--- start Data for the task ---

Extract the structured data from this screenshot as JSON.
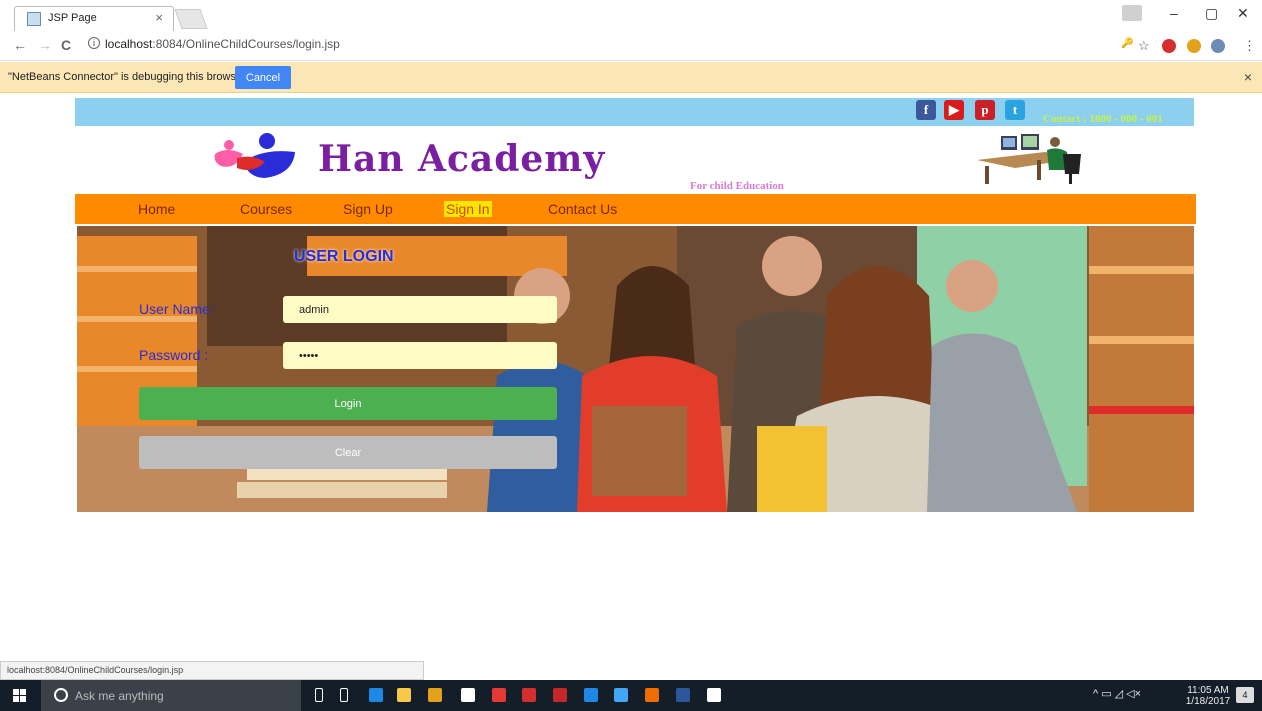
{
  "browser": {
    "tab_title": "JSP Page",
    "tab_close": "×",
    "url_host": "localhost",
    "url_rest": ":8084/OnlineChildCourses/login.jsp",
    "win_min": "–",
    "win_max": "▢",
    "win_close": "✕",
    "back_icon": "←",
    "forward_icon": "→",
    "reload_icon": "C",
    "info_icon": "i",
    "key_icon": "🔑",
    "star_icon": "☆",
    "menu_icon": "⋮"
  },
  "debugbar": {
    "message": "\"NetBeans Connector\" is debugging this browser.",
    "cancel_label": "Cancel",
    "close": "×"
  },
  "header": {
    "social": [
      {
        "name": "facebook",
        "glyph": "f",
        "color": "#3b5998"
      },
      {
        "name": "youtube",
        "glyph": "▶",
        "color": "#d81b1b"
      },
      {
        "name": "pinterest",
        "glyph": "p",
        "color": "#cb2027"
      },
      {
        "name": "twitter",
        "glyph": "t",
        "color": "#2aa4e0"
      }
    ],
    "contact": "Contact : 1800 - 000 - 001",
    "brand": "Han Academy",
    "tagline": "For child Education"
  },
  "nav": {
    "items": [
      "Home",
      "Courses",
      "Sign Up",
      "Sign In",
      "Contact Us"
    ],
    "active": "Sign In"
  },
  "login": {
    "title": "USER LOGIN",
    "username_label": "User Name :",
    "username_value": "admin",
    "password_label": "Password :",
    "password_value": "•••••",
    "login_label": "Login",
    "clear_label": "Clear",
    "login_color": "#4caf50",
    "clear_color": "#bdbdbd"
  },
  "status_url": "localhost:8084/OnlineChildCourses/login.jsp",
  "taskbar": {
    "search_placeholder": "Ask me anything",
    "time": "11:05 AM",
    "date": "1/18/2017",
    "notification_count": "4",
    "apps": [
      {
        "name": "mic",
        "color": "#ffffff"
      },
      {
        "name": "task-view",
        "color": "#ffffff"
      },
      {
        "name": "edge",
        "color": "#1e88e5"
      },
      {
        "name": "file-explorer",
        "color": "#f7c948"
      },
      {
        "name": "chrome",
        "color": "#e3a21a"
      },
      {
        "name": "store",
        "color": "#ffffff"
      },
      {
        "name": "mail",
        "color": "#e53935"
      },
      {
        "name": "acrobat",
        "color": "#d32f2f"
      },
      {
        "name": "mcafee",
        "color": "#c62828"
      },
      {
        "name": "teamviewer",
        "color": "#1e88e5"
      },
      {
        "name": "virtualbox",
        "color": "#42a5f5"
      },
      {
        "name": "xampp",
        "color": "#ef6c00"
      },
      {
        "name": "word",
        "color": "#2b579a"
      },
      {
        "name": "photos",
        "color": "#ffffff"
      }
    ]
  }
}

--- end Data for the task ---

* _Work to be completed_: Without the pictures, extract every entry verbatim.

* _Response below_:
Extract the structured data from this screenshot as JSON.
{
  "browser": {
    "tab_title": "JSP Page",
    "tab_close": "×",
    "url_host": "localhost",
    "url_rest": ":8084/OnlineChildCourses/login.jsp",
    "win_min": "–",
    "win_max": "▢",
    "win_close": "✕",
    "back_icon": "←",
    "forward_icon": "→",
    "reload_icon": "C",
    "info_icon": "i",
    "key_icon": "🔑",
    "star_icon": "☆",
    "menu_icon": "⋮"
  },
  "debugbar": {
    "message": "\"NetBeans Connector\" is debugging this browser.",
    "cancel_label": "Cancel",
    "close": "×"
  },
  "header": {
    "social": [
      {
        "name": "facebook",
        "glyph": "f",
        "color": "#3b5998"
      },
      {
        "name": "youtube",
        "glyph": "▶",
        "color": "#d81b1b"
      },
      {
        "name": "pinterest",
        "glyph": "p",
        "color": "#cb2027"
      },
      {
        "name": "twitter",
        "glyph": "t",
        "color": "#2aa4e0"
      }
    ],
    "contact": "Contact : 1800 - 000 - 001",
    "brand": "Han Academy",
    "tagline": "For child Education"
  },
  "nav": {
    "items": [
      "Home",
      "Courses",
      "Sign Up",
      "Sign In",
      "Contact Us"
    ],
    "active": "Sign In"
  },
  "login": {
    "title": "USER LOGIN",
    "username_label": "User Name :",
    "username_value": "admin",
    "password_label": "Password :",
    "password_value": "•••••",
    "login_label": "Login",
    "clear_label": "Clear",
    "login_color": "#4caf50",
    "clear_color": "#bdbdbd"
  },
  "status_url": "localhost:8084/OnlineChildCourses/login.jsp",
  "taskbar": {
    "search_placeholder": "Ask me anything",
    "time": "11:05 AM",
    "date": "1/18/2017",
    "notification_count": "4",
    "apps": [
      {
        "name": "mic",
        "color": "#ffffff"
      },
      {
        "name": "task-view",
        "color": "#ffffff"
      },
      {
        "name": "edge",
        "color": "#1e88e5"
      },
      {
        "name": "file-explorer",
        "color": "#f7c948"
      },
      {
        "name": "chrome",
        "color": "#e3a21a"
      },
      {
        "name": "store",
        "color": "#ffffff"
      },
      {
        "name": "mail",
        "color": "#e53935"
      },
      {
        "name": "acrobat",
        "color": "#d32f2f"
      },
      {
        "name": "mcafee",
        "color": "#c62828"
      },
      {
        "name": "teamviewer",
        "color": "#1e88e5"
      },
      {
        "name": "virtualbox",
        "color": "#42a5f5"
      },
      {
        "name": "xampp",
        "color": "#ef6c00"
      },
      {
        "name": "word",
        "color": "#2b579a"
      },
      {
        "name": "photos",
        "color": "#ffffff"
      }
    ]
  }
}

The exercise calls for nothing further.